| The request |
Reproduce the listing below word for word, with no pictures.

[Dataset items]

━━━━━━━━━━━━━━━━

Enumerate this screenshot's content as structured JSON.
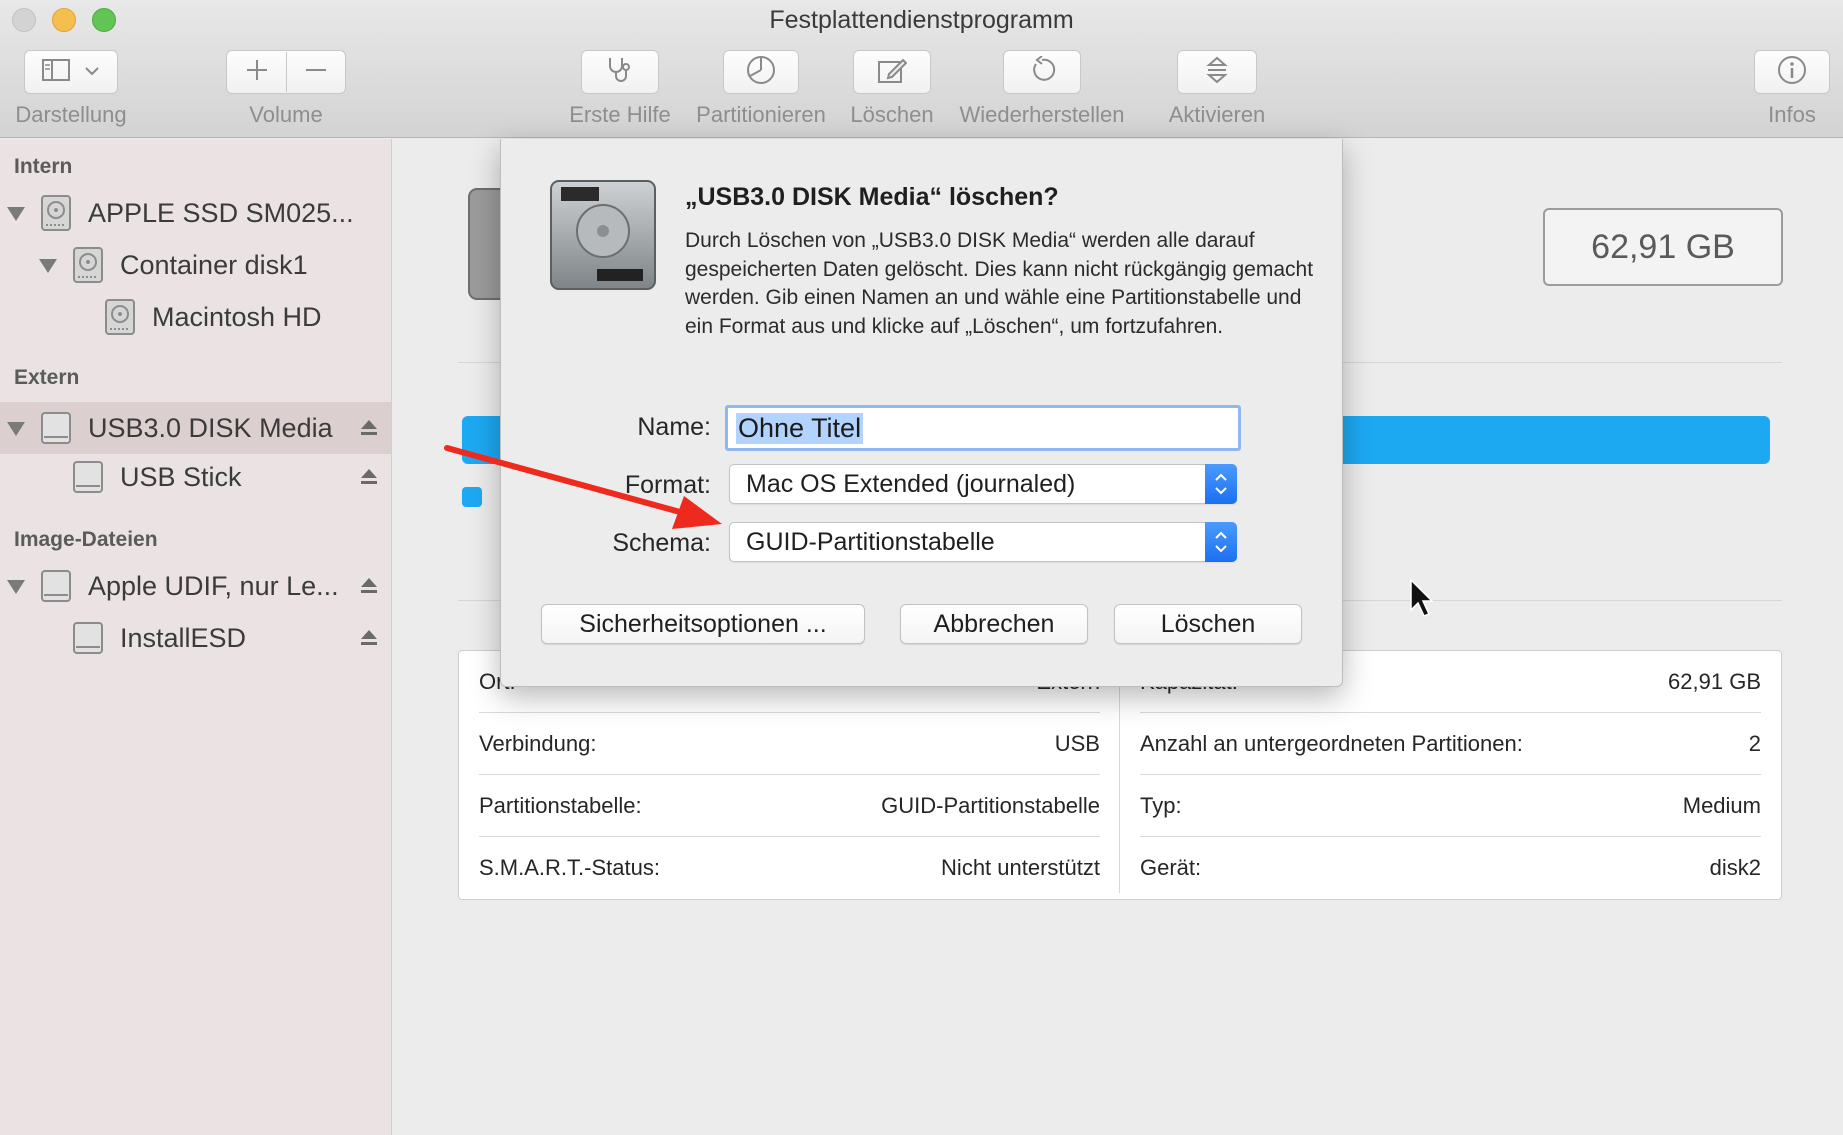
{
  "window": {
    "title": "Festplattendienstprogramm"
  },
  "toolbar": {
    "darstellung_label": "Darstellung",
    "volume_label": "Volume",
    "erste_hilfe_label": "Erste Hilfe",
    "partitionieren_label": "Partitionieren",
    "loeschen_label": "Löschen",
    "wiederherstellen_label": "Wiederherstellen",
    "aktivieren_label": "Aktivieren",
    "infos_label": "Infos"
  },
  "sidebar": {
    "sections": [
      {
        "header": "Intern"
      },
      {
        "header": "Extern"
      },
      {
        "header": "Image-Dateien"
      }
    ],
    "items": [
      {
        "label": "APPLE SSD SM025..."
      },
      {
        "label": "Container disk1"
      },
      {
        "label": "Macintosh HD"
      },
      {
        "label": "USB3.0 DISK Media"
      },
      {
        "label": "USB Stick"
      },
      {
        "label": "Apple UDIF, nur Le..."
      },
      {
        "label": "InstallESD"
      }
    ],
    "selected": "USB3.0 DISK Media"
  },
  "main": {
    "capacity": "62,91 GB",
    "info": {
      "left": [
        {
          "label": "Ort:",
          "value": "Extern"
        },
        {
          "label": "Verbindung:",
          "value": "USB"
        },
        {
          "label": "Partitionstabelle:",
          "value": "GUID-Partitionstabelle"
        },
        {
          "label": "S.M.A.R.T.-Status:",
          "value": "Nicht unterstützt"
        }
      ],
      "right": [
        {
          "label": "Kapazität:",
          "value": "62,91 GB"
        },
        {
          "label": "Anzahl an untergeordneten Partitionen:",
          "value": "2"
        },
        {
          "label": "Typ:",
          "value": "Medium"
        },
        {
          "label": "Gerät:",
          "value": "disk2"
        }
      ]
    }
  },
  "dialog": {
    "title": "„USB3.0 DISK Media“ löschen?",
    "message": "Durch Löschen von „USB3.0 DISK Media“ werden alle darauf gespeicherten Daten gelöscht. Dies kann nicht rückgängig gemacht werden. Gib einen Namen an und wähle eine Partitionstabelle und ein Format aus und klicke auf „Löschen“, um fortzufahren.",
    "name_label": "Name:",
    "name_value": "Ohne Titel",
    "format_label": "Format:",
    "format_value": "Mac OS Extended (journaled)",
    "schema_label": "Schema:",
    "schema_value": "GUID-Partitionstabelle",
    "security_button": "Sicherheitsoptionen ...",
    "cancel_button": "Abbrechen",
    "erase_button": "Löschen"
  },
  "colors": {
    "accent": "#1da8f2",
    "annotation_arrow": "#ee2a1f",
    "selection": "#b3d3ff"
  }
}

━━━━━━━━━━━━━━━━

| Completed exercise |
Enumerate this screenshot's content as structured JSON.
{
  "window": {
    "title": "Festplattendienstprogramm"
  },
  "toolbar": {
    "darstellung_label": "Darstellung",
    "volume_label": "Volume",
    "erste_hilfe_label": "Erste Hilfe",
    "partitionieren_label": "Partitionieren",
    "loeschen_label": "Löschen",
    "wiederherstellen_label": "Wiederherstellen",
    "aktivieren_label": "Aktivieren",
    "infos_label": "Infos"
  },
  "sidebar": {
    "sections": [
      {
        "header": "Intern"
      },
      {
        "header": "Extern"
      },
      {
        "header": "Image-Dateien"
      }
    ],
    "items": [
      {
        "label": "APPLE SSD SM025..."
      },
      {
        "label": "Container disk1"
      },
      {
        "label": "Macintosh HD"
      },
      {
        "label": "USB3.0 DISK Media"
      },
      {
        "label": "USB Stick"
      },
      {
        "label": "Apple UDIF, nur Le..."
      },
      {
        "label": "InstallESD"
      }
    ],
    "selected": "USB3.0 DISK Media"
  },
  "main": {
    "capacity": "62,91 GB",
    "info": {
      "left": [
        {
          "label": "Ort:",
          "value": "Extern"
        },
        {
          "label": "Verbindung:",
          "value": "USB"
        },
        {
          "label": "Partitionstabelle:",
          "value": "GUID-Partitionstabelle"
        },
        {
          "label": "S.M.A.R.T.-Status:",
          "value": "Nicht unterstützt"
        }
      ],
      "right": [
        {
          "label": "Kapazität:",
          "value": "62,91 GB"
        },
        {
          "label": "Anzahl an untergeordneten Partitionen:",
          "value": "2"
        },
        {
          "label": "Typ:",
          "value": "Medium"
        },
        {
          "label": "Gerät:",
          "value": "disk2"
        }
      ]
    }
  },
  "dialog": {
    "title": "„USB3.0 DISK Media“ löschen?",
    "message": "Durch Löschen von „USB3.0 DISK Media“ werden alle darauf gespeicherten Daten gelöscht. Dies kann nicht rückgängig gemacht werden. Gib einen Namen an und wähle eine Partitionstabelle und ein Format aus und klicke auf „Löschen“, um fortzufahren.",
    "name_label": "Name:",
    "name_value": "Ohne Titel",
    "format_label": "Format:",
    "format_value": "Mac OS Extended (journaled)",
    "schema_label": "Schema:",
    "schema_value": "GUID-Partitionstabelle",
    "security_button": "Sicherheitsoptionen ...",
    "cancel_button": "Abbrechen",
    "erase_button": "Löschen"
  },
  "colors": {
    "accent": "#1da8f2",
    "annotation_arrow": "#ee2a1f",
    "selection": "#b3d3ff"
  }
}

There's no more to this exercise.